Go through the data below and gather each line containing "hours".

Chart and figure data
Begin

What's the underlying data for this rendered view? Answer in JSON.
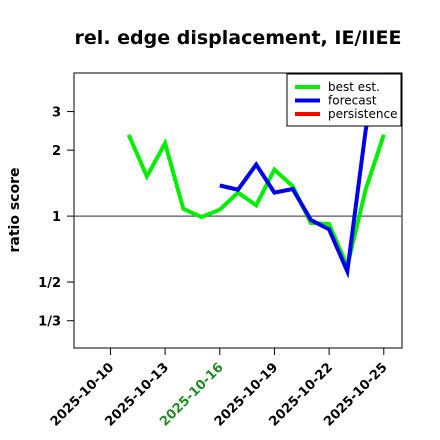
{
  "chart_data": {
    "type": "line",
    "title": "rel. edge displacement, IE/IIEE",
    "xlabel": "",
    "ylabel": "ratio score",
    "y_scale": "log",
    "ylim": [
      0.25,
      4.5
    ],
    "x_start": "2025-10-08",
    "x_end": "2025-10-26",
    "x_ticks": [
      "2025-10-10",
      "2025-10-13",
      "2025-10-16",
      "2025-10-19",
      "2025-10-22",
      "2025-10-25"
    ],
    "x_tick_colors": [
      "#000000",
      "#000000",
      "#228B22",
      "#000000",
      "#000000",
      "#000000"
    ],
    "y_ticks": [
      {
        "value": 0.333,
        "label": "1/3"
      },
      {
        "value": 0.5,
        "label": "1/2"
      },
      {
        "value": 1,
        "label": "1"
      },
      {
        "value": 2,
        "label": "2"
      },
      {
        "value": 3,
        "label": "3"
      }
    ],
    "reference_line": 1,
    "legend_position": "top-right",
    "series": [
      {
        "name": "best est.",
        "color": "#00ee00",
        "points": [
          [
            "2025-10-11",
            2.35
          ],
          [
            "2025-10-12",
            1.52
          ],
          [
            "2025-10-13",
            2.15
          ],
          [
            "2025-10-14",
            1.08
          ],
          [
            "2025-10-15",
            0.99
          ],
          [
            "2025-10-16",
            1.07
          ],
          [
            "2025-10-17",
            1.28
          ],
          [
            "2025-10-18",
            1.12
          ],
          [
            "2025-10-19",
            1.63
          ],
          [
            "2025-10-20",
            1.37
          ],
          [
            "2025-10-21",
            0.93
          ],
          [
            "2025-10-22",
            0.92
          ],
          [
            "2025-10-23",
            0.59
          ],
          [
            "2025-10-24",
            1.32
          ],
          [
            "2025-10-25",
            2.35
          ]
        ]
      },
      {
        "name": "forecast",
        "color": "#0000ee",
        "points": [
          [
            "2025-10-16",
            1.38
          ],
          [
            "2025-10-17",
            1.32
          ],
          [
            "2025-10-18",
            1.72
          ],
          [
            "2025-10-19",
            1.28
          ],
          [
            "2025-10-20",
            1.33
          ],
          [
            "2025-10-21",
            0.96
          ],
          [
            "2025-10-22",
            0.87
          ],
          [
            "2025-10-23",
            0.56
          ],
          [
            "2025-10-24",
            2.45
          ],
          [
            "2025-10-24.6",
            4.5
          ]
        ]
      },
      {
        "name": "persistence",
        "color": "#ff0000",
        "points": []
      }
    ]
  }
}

End
Begin

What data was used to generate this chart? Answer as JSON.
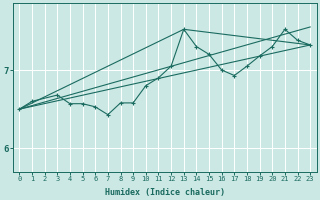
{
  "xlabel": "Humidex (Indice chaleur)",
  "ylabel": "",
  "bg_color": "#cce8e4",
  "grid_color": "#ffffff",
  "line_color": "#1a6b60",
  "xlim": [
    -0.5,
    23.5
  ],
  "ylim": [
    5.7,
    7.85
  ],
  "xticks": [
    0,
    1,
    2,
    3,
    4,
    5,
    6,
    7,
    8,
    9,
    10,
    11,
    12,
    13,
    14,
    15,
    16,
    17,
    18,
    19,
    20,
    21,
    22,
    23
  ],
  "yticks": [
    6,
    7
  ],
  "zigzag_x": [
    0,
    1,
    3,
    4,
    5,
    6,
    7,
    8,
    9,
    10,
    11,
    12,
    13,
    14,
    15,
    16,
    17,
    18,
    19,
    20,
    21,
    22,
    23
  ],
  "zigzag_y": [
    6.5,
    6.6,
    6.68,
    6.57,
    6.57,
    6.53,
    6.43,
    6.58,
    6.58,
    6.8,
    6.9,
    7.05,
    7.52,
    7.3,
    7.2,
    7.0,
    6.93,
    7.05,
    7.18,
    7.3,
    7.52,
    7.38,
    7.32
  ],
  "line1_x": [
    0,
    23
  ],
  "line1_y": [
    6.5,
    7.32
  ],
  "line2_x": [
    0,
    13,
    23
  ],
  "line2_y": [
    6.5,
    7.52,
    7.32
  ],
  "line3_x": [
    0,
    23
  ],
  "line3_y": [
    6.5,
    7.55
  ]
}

End
Begin

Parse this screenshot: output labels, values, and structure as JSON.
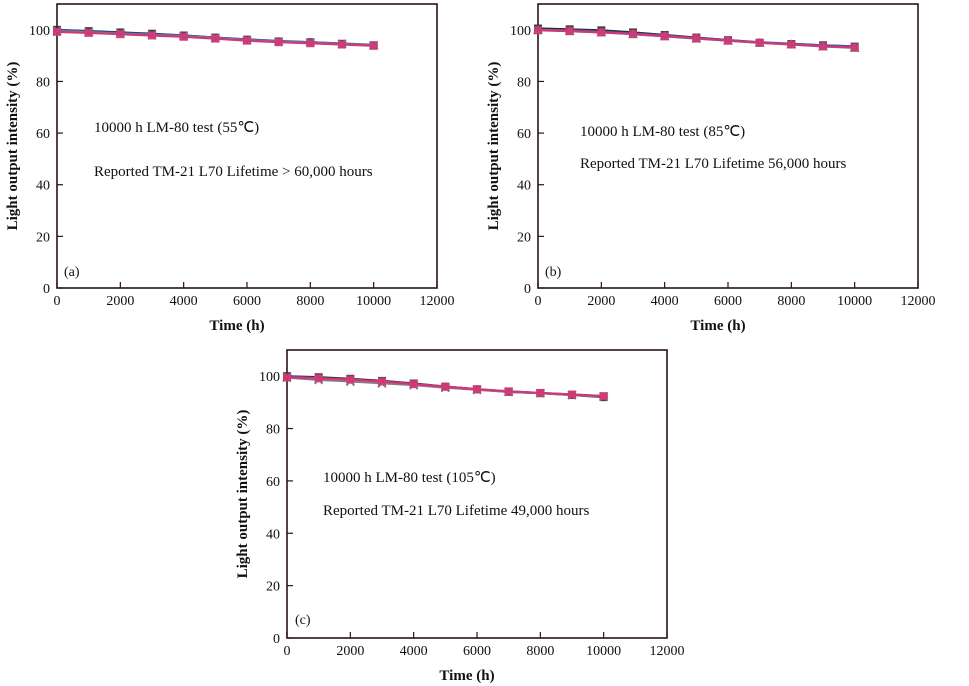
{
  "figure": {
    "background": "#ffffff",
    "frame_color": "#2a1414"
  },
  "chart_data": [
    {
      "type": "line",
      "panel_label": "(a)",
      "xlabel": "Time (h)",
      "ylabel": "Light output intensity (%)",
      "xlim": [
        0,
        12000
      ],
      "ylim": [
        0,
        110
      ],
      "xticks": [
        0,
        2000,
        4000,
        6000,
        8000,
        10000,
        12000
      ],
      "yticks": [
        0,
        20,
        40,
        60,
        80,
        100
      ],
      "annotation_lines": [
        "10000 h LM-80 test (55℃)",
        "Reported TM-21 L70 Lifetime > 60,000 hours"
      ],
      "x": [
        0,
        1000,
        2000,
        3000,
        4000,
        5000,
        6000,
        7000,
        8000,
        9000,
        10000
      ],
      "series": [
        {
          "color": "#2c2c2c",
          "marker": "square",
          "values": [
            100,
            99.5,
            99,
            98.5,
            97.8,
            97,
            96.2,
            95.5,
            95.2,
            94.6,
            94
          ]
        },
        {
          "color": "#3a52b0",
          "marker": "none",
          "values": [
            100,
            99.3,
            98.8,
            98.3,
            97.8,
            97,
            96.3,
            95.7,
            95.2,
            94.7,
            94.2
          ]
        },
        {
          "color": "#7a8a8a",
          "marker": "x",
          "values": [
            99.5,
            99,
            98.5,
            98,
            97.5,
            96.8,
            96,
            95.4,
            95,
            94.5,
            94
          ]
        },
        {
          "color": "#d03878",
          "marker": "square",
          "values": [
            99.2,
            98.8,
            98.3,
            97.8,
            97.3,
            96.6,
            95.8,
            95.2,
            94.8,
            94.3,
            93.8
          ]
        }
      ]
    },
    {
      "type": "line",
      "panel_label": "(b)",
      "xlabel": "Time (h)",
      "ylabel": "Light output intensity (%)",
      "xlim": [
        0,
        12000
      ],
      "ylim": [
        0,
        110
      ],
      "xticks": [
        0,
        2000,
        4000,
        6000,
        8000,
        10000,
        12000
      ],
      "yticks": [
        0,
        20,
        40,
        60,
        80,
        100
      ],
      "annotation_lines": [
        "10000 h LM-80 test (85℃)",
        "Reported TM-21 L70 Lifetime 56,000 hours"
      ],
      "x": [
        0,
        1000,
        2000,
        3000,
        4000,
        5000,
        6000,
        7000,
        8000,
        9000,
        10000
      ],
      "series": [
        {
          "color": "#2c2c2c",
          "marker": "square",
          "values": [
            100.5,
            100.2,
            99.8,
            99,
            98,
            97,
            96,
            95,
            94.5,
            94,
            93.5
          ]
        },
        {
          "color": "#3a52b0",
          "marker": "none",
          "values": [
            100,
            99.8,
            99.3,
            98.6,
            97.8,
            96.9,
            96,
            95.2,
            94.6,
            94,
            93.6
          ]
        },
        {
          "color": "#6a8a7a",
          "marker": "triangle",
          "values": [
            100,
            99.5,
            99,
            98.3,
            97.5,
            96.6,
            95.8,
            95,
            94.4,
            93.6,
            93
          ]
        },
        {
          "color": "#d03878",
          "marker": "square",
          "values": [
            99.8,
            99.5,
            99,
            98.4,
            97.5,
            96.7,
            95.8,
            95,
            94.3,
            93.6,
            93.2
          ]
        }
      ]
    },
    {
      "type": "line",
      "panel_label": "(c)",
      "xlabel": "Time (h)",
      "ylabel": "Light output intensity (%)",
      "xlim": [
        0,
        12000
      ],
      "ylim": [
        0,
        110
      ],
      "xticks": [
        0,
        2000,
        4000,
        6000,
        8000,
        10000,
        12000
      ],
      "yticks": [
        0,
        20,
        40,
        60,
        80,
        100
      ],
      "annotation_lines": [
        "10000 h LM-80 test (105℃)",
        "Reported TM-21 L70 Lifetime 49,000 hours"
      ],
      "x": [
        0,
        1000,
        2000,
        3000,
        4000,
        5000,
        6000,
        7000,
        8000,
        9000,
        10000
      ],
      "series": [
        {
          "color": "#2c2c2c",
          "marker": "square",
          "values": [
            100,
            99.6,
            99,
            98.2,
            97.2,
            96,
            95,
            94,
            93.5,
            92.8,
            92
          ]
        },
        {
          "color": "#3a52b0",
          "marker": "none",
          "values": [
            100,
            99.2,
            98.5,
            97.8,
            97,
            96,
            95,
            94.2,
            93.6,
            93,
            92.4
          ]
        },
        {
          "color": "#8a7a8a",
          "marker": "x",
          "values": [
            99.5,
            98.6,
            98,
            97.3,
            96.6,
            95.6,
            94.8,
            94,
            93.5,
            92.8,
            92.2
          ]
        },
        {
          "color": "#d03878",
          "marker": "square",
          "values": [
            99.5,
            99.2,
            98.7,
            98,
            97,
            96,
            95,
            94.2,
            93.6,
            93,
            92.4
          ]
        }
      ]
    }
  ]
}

End

WRITTEN RESPONSE
        "Reported TM-21 L70 Lifetime > 60,000 hours"
        "Reported TM-21 L70 Lifetime 56,000 hours"
        "Reported TM-21 L70 Lifetime 49,000 hours"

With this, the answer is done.